Entries taken from a collection:
___
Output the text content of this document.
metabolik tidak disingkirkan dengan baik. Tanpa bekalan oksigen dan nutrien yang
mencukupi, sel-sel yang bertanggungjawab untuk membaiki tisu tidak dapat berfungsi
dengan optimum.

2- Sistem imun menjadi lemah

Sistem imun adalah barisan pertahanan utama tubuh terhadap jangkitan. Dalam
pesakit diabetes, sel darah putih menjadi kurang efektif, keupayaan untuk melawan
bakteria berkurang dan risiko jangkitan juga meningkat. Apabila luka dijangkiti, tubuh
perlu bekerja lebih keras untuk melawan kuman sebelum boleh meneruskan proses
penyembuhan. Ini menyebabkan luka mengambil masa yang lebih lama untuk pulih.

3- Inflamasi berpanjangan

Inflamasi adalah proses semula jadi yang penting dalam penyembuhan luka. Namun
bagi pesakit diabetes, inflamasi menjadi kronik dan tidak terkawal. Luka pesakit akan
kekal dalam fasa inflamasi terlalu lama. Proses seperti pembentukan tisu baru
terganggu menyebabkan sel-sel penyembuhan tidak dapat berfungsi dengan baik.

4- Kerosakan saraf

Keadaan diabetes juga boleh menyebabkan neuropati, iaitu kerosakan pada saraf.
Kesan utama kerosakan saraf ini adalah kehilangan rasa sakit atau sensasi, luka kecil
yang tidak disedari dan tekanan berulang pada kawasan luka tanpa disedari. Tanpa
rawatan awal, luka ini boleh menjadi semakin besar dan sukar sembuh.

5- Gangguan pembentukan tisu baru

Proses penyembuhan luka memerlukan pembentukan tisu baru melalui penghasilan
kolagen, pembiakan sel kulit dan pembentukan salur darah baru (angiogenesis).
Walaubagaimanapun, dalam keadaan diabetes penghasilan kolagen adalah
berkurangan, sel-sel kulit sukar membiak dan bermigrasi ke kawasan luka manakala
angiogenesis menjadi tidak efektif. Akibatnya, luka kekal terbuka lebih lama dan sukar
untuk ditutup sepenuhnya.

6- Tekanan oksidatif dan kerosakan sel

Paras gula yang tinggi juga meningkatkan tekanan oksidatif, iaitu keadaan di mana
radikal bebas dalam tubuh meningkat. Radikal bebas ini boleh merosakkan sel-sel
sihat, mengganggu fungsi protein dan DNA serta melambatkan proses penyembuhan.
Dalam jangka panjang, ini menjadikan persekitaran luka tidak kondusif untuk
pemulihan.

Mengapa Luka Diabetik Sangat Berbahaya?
___
_PROMPT_
The lines of the records that contain the string "kulit" should be located and copied.

_EXERCISE RESPONSE_
kolagen, pembiakan sel kulit dan pembentukan salur darah baru (angiogenesis).
berkurangan, sel-sel kulit sukar membiak dan bermigrasi ke kawasan luka manakala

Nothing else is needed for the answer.